» Aim
Go through the entries one line at a time, and gather every line that has the word "Administrative".

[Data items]
start

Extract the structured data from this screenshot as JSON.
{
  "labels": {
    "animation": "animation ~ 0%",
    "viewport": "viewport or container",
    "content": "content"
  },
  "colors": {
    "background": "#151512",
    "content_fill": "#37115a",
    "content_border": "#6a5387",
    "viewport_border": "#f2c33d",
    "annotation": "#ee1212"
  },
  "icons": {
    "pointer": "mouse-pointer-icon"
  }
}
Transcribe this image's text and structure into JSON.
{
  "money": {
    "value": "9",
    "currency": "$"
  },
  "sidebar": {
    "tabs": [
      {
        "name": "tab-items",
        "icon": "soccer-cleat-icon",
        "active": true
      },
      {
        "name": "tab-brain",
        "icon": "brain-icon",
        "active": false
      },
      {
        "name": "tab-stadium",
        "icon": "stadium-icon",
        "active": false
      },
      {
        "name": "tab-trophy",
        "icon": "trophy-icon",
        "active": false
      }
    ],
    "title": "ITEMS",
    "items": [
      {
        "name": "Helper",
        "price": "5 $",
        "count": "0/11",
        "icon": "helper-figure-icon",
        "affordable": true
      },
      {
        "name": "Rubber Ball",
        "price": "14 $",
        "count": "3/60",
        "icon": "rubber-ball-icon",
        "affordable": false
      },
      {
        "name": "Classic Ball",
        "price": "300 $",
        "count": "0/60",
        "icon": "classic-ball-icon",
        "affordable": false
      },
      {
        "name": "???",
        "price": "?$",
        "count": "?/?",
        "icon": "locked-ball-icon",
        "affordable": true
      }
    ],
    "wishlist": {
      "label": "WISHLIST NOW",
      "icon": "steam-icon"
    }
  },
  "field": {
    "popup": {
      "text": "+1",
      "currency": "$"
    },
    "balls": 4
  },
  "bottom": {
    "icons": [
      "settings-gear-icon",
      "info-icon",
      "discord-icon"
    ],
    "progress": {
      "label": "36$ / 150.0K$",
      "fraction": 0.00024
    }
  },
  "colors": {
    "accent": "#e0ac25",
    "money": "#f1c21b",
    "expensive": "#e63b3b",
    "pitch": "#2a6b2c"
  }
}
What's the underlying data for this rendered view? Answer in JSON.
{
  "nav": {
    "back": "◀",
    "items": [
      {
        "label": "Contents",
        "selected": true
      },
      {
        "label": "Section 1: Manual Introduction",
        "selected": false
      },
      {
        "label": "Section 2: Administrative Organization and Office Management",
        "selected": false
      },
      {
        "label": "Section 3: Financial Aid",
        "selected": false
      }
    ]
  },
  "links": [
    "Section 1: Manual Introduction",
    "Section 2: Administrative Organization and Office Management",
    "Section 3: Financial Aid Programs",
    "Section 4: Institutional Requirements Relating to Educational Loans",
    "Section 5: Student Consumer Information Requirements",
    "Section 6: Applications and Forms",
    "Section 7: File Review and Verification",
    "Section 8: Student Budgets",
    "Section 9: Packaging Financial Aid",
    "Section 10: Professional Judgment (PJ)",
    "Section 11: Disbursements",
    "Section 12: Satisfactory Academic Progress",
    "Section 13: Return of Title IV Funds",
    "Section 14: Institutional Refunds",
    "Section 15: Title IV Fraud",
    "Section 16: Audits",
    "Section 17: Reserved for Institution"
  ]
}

end

» Complete output
        "label": "Section 2: Administrative Organization and Office Management",
    "Section 2: Administrative Organization and Office Management",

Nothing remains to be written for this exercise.